> STATED TASK
Copy the records that follow exactly as written, but not their pictures.

> EXTRACTED MATERIAL

-=-=-=-=-

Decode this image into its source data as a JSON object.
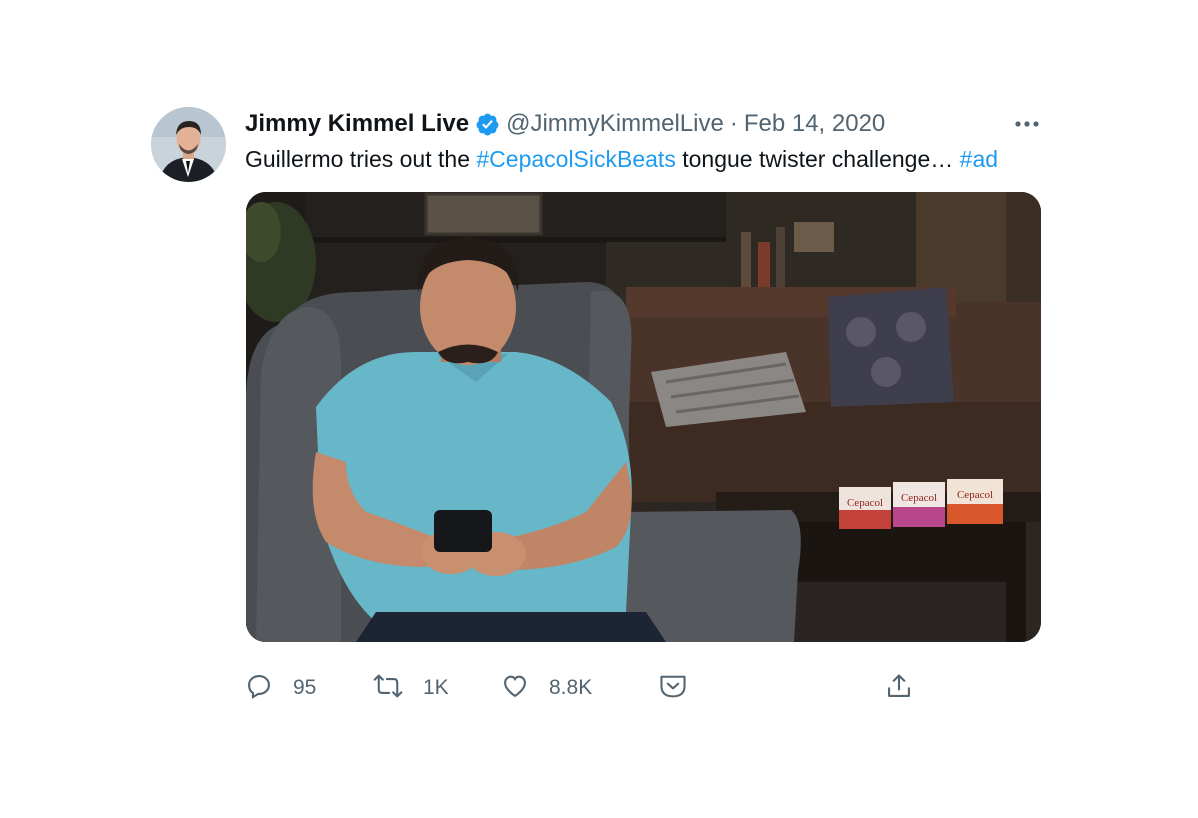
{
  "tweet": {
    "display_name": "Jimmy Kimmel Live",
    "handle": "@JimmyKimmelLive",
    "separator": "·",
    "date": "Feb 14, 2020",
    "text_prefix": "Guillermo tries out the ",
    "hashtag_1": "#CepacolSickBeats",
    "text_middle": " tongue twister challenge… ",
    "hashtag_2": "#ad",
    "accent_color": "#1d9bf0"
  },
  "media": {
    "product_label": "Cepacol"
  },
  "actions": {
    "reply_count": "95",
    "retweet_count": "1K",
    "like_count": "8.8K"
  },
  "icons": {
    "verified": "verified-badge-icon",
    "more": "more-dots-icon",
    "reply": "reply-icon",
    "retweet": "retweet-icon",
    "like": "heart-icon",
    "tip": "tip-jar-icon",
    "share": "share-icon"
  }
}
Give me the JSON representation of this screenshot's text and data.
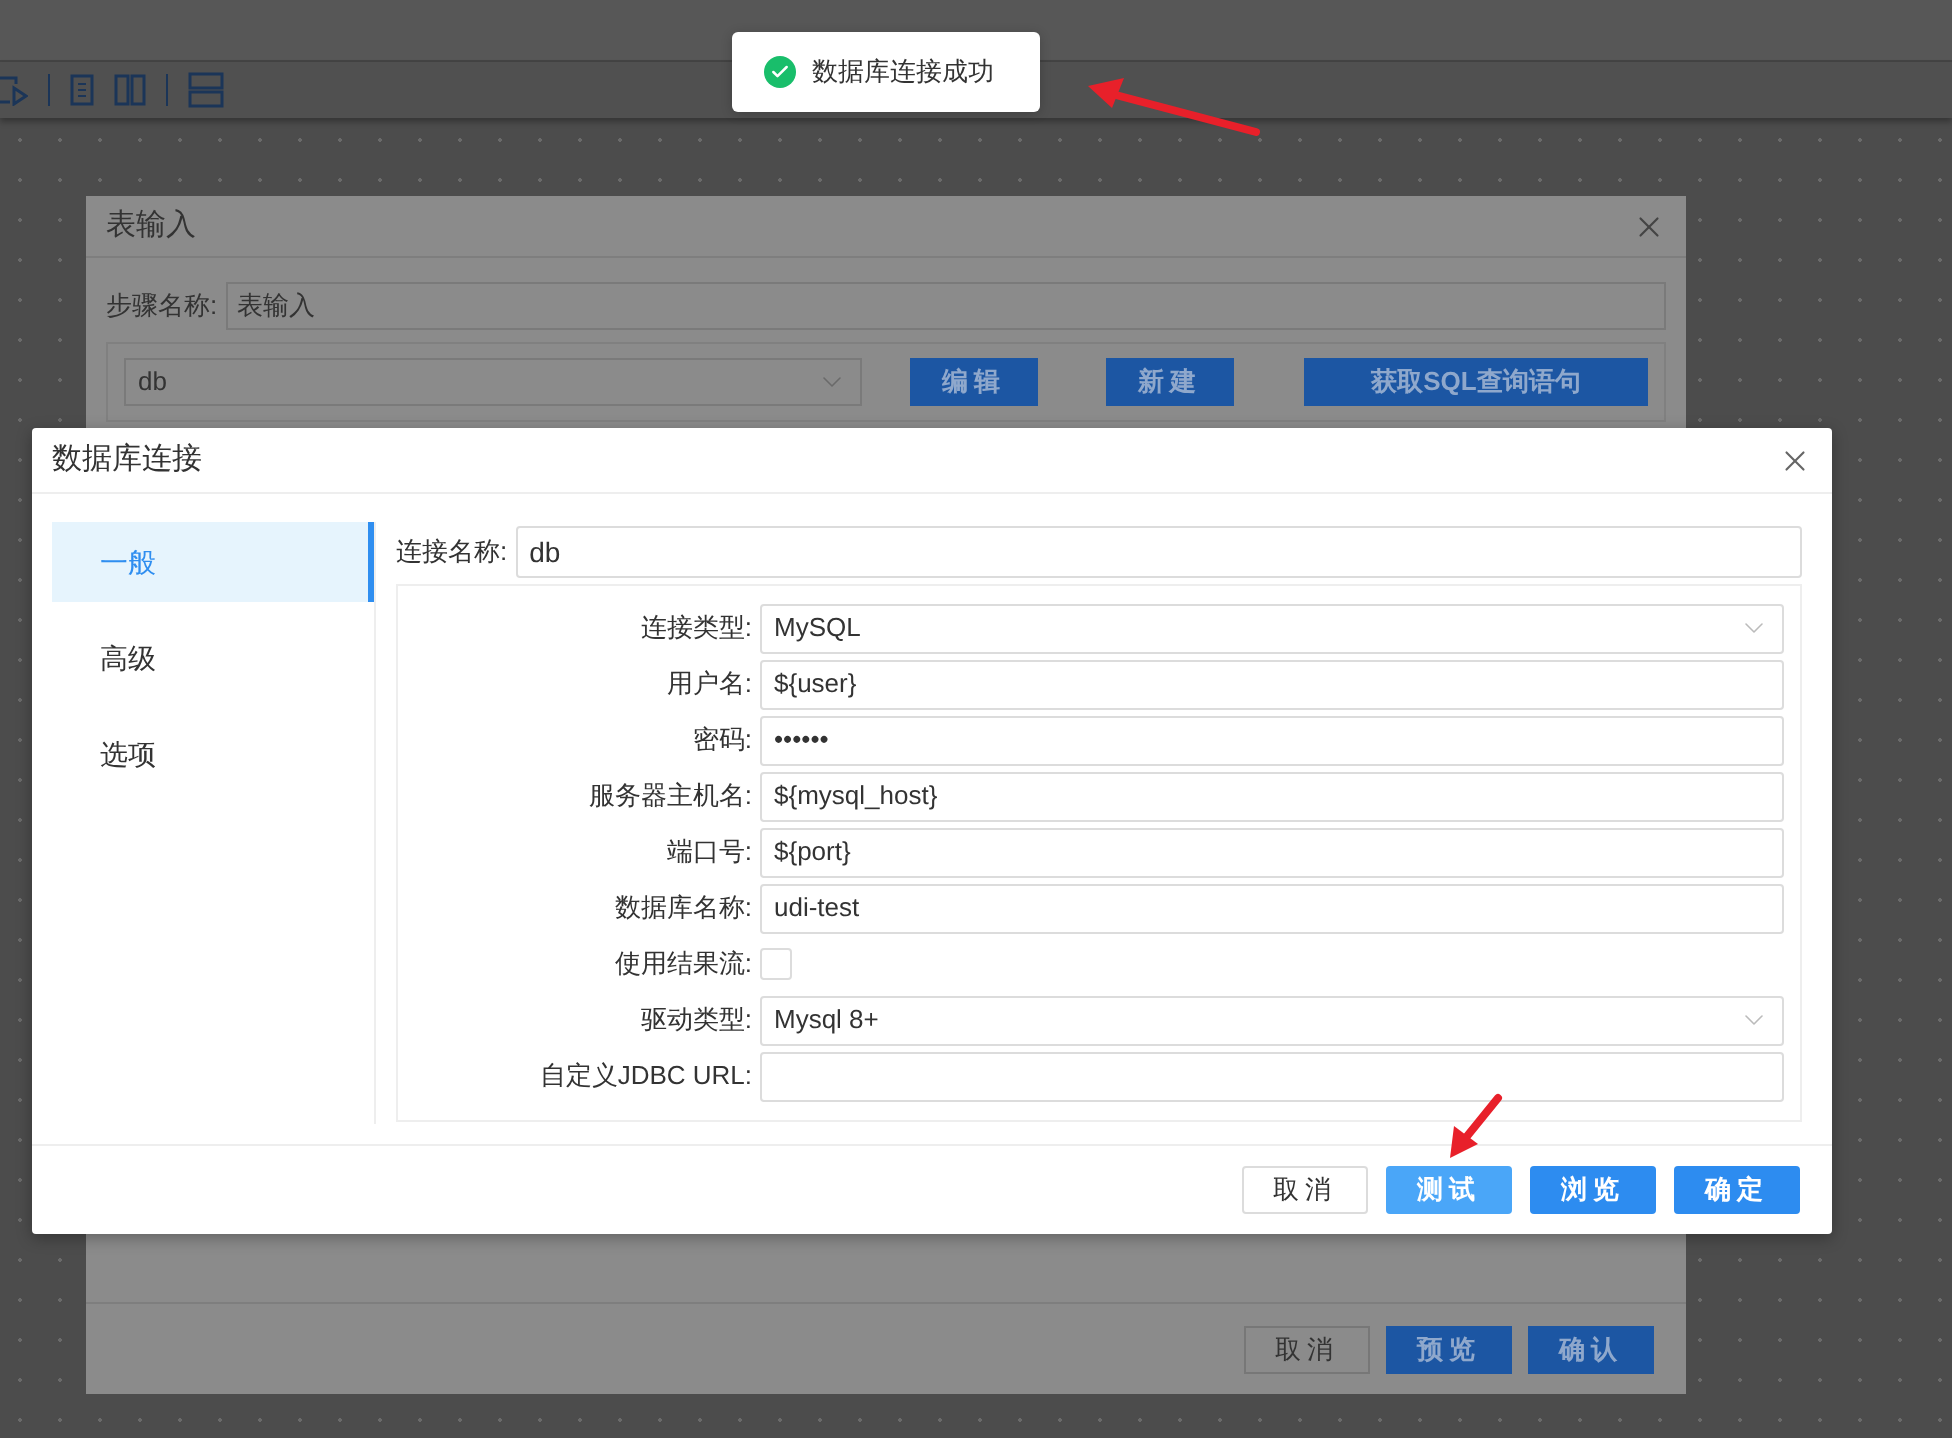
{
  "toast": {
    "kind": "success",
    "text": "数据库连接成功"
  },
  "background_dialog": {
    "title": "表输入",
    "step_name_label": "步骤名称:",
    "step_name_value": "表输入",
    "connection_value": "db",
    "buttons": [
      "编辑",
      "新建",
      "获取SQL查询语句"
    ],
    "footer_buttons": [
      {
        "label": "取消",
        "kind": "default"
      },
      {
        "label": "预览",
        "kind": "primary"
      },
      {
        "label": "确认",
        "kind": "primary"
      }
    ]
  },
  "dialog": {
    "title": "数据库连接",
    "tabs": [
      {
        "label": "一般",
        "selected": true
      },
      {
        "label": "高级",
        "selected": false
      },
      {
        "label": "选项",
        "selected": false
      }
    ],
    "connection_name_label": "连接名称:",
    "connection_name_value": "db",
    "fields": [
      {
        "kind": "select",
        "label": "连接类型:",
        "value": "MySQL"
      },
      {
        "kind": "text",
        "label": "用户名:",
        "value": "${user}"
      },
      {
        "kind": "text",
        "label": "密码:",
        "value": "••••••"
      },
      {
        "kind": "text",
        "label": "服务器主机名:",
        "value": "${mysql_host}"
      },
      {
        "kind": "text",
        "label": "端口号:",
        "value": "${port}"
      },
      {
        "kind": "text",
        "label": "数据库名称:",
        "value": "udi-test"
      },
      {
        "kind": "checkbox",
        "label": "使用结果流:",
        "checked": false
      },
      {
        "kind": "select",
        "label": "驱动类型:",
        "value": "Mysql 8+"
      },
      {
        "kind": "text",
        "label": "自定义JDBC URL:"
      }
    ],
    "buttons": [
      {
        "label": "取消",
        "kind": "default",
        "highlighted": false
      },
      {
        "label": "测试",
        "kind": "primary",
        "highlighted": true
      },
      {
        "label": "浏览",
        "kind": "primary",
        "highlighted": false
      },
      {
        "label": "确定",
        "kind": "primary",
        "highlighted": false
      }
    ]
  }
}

-=-=-=-=-

> TASK ANSWER
Decode this image into its source data as a JSON object.
{
  "tweet": {
    "display_name": "Jimmy Kimmel Live",
    "handle": "@JimmyKimmelLive",
    "separator": "·",
    "date": "Feb 14, 2020",
    "text_prefix": "Guillermo tries out the ",
    "hashtag_1": "#CepacolSickBeats",
    "text_middle": " tongue twister challenge… ",
    "hashtag_2": "#ad",
    "accent_color": "#1d9bf0"
  },
  "media": {
    "product_label": "Cepacol"
  },
  "actions": {
    "reply_count": "95",
    "retweet_count": "1K",
    "like_count": "8.8K"
  },
  "icons": {
    "verified": "verified-badge-icon",
    "more": "more-dots-icon",
    "reply": "reply-icon",
    "retweet": "retweet-icon",
    "like": "heart-icon",
    "tip": "tip-jar-icon",
    "share": "share-icon"
  }
}
Give me the JSON representation of this screenshot's text and data.
{
  "toast": {
    "kind": "success",
    "text": "数据库连接成功"
  },
  "background_dialog": {
    "title": "表输入",
    "step_name_label": "步骤名称:",
    "step_name_value": "表输入",
    "connection_value": "db",
    "buttons": [
      "编辑",
      "新建",
      "获取SQL查询语句"
    ],
    "footer_buttons": [
      {
        "label": "取消",
        "kind": "default"
      },
      {
        "label": "预览",
        "kind": "primary"
      },
      {
        "label": "确认",
        "kind": "primary"
      }
    ]
  },
  "dialog": {
    "title": "数据库连接",
    "tabs": [
      {
        "label": "一般",
        "selected": true
      },
      {
        "label": "高级",
        "selected": false
      },
      {
        "label": "选项",
        "selected": false
      }
    ],
    "connection_name_label": "连接名称:",
    "connection_name_value": "db",
    "fields": [
      {
        "kind": "select",
        "label": "连接类型:",
        "value": "MySQL"
      },
      {
        "kind": "text",
        "label": "用户名:",
        "value": "${user}"
      },
      {
        "kind": "text",
        "label": "密码:",
        "value": "••••••"
      },
      {
        "kind": "text",
        "label": "服务器主机名:",
        "value": "${mysql_host}"
      },
      {
        "kind": "text",
        "label": "端口号:",
        "value": "${port}"
      },
      {
        "kind": "text",
        "label": "数据库名称:",
        "value": "udi-test"
      },
      {
        "kind": "checkbox",
        "label": "使用结果流:",
        "checked": false
      },
      {
        "kind": "select",
        "label": "驱动类型:",
        "value": "Mysql 8+"
      },
      {
        "kind": "text",
        "label": "自定义JDBC URL:"
      }
    ],
    "buttons": [
      {
        "label": "取消",
        "kind": "default",
        "highlighted": false
      },
      {
        "label": "测试",
        "kind": "primary",
        "highlighted": true
      },
      {
        "label": "浏览",
        "kind": "primary",
        "highlighted": false
      },
      {
        "label": "确定",
        "kind": "primary",
        "highlighted": false
      }
    ]
  }
}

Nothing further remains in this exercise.